EXCERPTED PASSAGE:
____________

Ronald Dore

LSE

Ronald Dore

Ronald Dore is an associate of the Centre for Economic Performance at LSE. His academic career began in the UK, at SOAS and LSE, but has spanned borders: he has held positions at the University of British Columbia, the Institute of Development Studies at Sussex University, the Technical Change Centre, the Institute for Economic growth in Delhi, Imperial College, Harvard University, and MIT.

His earlier books, City Life in Japan (1958), Land Reform in Japan (1959), and Education in Tokugawa Japan (1963) established his reputation as a “Japanologist”, but his later work as a comparative sociologist is better known, particularly British Factory: Japanese Factory and The Diploma Disease, both of which, starting from empirical description (in the one case of two factories of English Electric and two of Hitachi, in the other of the development of educational systems in Britain, Japan, Sri Lanka, Kenya) focussed on the differences between pioneer development and late development. His subsequent work has been more polemical, notably his Stock Market Capitalism: Welfare capitalism: Japan and Germany versus the Anglo-Saxons.(2001)

____________

ENTRIES SHOWN:

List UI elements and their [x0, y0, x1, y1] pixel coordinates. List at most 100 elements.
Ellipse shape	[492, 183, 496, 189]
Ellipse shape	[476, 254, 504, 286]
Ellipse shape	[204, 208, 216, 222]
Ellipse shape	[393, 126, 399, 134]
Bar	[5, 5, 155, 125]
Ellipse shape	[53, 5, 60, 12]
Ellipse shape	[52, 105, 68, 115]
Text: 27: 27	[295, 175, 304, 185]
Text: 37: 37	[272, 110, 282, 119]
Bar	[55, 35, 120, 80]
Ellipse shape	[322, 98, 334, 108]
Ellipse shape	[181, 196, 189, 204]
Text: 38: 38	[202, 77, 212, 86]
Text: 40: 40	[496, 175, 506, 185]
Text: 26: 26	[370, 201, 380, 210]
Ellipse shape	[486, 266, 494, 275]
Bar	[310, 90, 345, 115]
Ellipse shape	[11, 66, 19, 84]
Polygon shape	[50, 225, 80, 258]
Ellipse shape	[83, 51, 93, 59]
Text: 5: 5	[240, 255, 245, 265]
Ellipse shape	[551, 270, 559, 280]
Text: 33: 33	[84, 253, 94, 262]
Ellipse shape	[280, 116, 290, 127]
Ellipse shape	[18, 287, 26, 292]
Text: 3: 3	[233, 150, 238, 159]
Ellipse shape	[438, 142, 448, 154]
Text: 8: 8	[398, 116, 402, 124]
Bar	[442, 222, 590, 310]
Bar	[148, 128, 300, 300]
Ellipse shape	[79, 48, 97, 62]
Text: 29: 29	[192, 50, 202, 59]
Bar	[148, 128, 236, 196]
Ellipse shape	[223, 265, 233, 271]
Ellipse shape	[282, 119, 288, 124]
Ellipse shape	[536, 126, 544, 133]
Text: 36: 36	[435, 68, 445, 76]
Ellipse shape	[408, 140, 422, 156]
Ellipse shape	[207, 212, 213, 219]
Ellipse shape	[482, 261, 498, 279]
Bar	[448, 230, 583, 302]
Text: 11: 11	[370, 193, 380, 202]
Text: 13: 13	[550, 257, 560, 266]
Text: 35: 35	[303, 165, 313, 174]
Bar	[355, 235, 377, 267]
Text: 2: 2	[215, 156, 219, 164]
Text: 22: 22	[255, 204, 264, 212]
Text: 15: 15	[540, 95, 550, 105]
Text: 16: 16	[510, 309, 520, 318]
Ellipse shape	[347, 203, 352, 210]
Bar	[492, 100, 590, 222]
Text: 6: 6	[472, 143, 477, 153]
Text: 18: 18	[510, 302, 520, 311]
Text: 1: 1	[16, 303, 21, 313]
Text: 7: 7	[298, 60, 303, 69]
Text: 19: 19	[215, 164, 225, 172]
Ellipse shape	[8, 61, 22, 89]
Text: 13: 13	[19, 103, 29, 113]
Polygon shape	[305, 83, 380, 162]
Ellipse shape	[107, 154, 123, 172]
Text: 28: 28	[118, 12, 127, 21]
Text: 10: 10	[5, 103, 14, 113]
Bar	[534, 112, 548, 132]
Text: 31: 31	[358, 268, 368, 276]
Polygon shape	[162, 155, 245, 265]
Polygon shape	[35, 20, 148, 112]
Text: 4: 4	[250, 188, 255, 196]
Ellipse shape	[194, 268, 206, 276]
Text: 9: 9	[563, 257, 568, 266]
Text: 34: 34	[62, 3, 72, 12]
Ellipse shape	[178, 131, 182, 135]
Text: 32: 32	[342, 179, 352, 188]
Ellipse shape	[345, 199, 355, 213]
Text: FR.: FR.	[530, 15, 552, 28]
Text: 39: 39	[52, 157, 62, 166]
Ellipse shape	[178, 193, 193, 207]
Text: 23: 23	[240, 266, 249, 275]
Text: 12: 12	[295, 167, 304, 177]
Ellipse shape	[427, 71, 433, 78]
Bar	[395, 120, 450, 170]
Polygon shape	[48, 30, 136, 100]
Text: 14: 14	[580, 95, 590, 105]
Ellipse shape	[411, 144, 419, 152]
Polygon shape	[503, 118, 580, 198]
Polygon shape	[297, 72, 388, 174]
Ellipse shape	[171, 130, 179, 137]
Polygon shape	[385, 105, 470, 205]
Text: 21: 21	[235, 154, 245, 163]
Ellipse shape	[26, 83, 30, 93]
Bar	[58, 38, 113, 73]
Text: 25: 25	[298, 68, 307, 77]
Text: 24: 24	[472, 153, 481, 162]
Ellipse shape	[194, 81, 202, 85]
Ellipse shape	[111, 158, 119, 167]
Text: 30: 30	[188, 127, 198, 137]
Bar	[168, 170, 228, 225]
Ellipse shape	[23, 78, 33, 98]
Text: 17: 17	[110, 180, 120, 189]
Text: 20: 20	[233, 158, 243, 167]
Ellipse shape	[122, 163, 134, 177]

____________

LIST OF TASKS:
• A. Reproduce the part of the profile of Ronald Dore between "Ronald Dore is" and "University, and MIT.", inclusive.
• B. According to the profile of Ronald Dore, the development of educational systems in which countries was the starting point of The Diploma Disease?

ACTIVITY ANSWERS:
• A.
Ronald Dore is an associate of the Centre for Economic Performance at LSE. His academic career began in the UK, at SOAS and LSE, but has spanned borders: he has held positions at the University of British Columbia, the Institute of Development Studies at Sussex University, the Technical Change Centre, the Institute for Economic growth in Delhi, Imperial College, Harvard University, and MIT.

• B. Britain, Japan, Sri Lanka, and Kenya.